Material provided start

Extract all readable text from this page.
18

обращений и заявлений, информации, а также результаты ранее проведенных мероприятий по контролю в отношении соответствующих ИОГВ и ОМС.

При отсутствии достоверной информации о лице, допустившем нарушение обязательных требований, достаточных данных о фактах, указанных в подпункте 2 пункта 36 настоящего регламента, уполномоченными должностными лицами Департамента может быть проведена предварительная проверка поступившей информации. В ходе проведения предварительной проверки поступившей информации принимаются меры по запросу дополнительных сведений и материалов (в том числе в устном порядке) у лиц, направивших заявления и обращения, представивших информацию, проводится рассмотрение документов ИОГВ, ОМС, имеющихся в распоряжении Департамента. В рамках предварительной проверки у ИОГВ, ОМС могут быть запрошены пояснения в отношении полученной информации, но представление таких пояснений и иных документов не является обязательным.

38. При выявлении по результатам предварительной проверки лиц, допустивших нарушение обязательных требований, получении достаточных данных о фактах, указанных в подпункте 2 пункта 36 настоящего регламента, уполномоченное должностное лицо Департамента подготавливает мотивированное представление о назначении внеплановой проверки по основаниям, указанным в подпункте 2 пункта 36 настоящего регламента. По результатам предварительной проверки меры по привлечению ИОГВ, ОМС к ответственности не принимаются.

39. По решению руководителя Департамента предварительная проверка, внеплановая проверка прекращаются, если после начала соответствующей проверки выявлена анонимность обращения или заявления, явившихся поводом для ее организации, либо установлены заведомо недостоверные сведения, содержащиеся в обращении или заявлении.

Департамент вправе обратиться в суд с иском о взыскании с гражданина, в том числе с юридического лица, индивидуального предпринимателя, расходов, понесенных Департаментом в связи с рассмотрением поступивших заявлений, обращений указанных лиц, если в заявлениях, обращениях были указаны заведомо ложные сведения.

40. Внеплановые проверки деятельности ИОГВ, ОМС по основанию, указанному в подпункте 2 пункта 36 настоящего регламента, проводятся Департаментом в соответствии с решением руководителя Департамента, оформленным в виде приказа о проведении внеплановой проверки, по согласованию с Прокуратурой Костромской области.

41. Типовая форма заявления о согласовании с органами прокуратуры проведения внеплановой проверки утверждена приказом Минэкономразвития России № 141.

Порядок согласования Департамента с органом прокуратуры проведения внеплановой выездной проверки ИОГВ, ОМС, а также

Material provided end

Objective: Search the records for the word "Департаментом", then list every line that has it.

Exercise result:
Департамент вправе обратиться в суд с иском о взыскании с гражданина, в том числе с юридического лица, индивидуального предпринимателя, расходов, понесенных Департаментом в связи с рассмотрением поступивших заявлений, обращений указанных лиц, если в заявлениях, обращениях были указаны заведомо ложные сведения.
40. Внеплановые проверки деятельности ИОГВ, ОМС по основанию, указанному в подпункте 2 пункта 36 настоящего регламента, проводятся Департаментом в соответствии с решением руководителя Департамента, оформленным в виде приказа о проведении внеплановой проверки, по согласованию с Прокуратурой Костромской области.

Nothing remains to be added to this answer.